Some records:

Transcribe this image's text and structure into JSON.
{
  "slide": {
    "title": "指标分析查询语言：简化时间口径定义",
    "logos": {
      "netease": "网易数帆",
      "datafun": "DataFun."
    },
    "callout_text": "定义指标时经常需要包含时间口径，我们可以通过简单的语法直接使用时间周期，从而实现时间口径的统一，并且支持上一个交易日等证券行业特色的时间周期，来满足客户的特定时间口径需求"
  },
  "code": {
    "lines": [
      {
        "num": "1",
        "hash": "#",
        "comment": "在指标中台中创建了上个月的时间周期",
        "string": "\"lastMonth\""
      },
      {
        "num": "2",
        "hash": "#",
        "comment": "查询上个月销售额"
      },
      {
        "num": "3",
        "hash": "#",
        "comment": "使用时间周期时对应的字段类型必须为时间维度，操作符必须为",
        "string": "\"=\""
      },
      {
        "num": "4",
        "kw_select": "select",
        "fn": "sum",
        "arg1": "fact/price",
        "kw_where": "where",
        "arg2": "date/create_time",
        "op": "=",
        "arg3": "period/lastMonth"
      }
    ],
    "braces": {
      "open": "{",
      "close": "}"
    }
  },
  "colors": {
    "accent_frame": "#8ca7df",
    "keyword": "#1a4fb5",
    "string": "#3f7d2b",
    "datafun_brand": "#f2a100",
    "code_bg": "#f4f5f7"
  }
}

WRITTEN PROBLEM: Exact copies of all the records are required.

RESPONSE TO THE EXERCISE:
Transcribe this image's text and structure into JSON.
{
  "slide": {
    "title": "指标分析查询语言：简化时间口径定义",
    "logos": {
      "netease": "网易数帆",
      "datafun": "DataFun."
    },
    "callout_text": "定义指标时经常需要包含时间口径，我们可以通过简单的语法直接使用时间周期，从而实现时间口径的统一，并且支持上一个交易日等证券行业特色的时间周期，来满足客户的特定时间口径需求"
  },
  "code": {
    "lines": [
      {
        "num": "1",
        "hash": "#",
        "comment": "在指标中台中创建了上个月的时间周期",
        "string": "\"lastMonth\""
      },
      {
        "num": "2",
        "hash": "#",
        "comment": "查询上个月销售额"
      },
      {
        "num": "3",
        "hash": "#",
        "comment": "使用时间周期时对应的字段类型必须为时间维度，操作符必须为",
        "string": "\"=\""
      },
      {
        "num": "4",
        "kw_select": "select",
        "fn": "sum",
        "arg1": "fact/price",
        "kw_where": "where",
        "arg2": "date/create_time",
        "op": "=",
        "arg3": "period/lastMonth"
      }
    ],
    "braces": {
      "open": "{",
      "close": "}"
    }
  },
  "colors": {
    "accent_frame": "#8ca7df",
    "keyword": "#1a4fb5",
    "string": "#3f7d2b",
    "datafun_brand": "#f2a100",
    "code_bg": "#f4f5f7"
  }
}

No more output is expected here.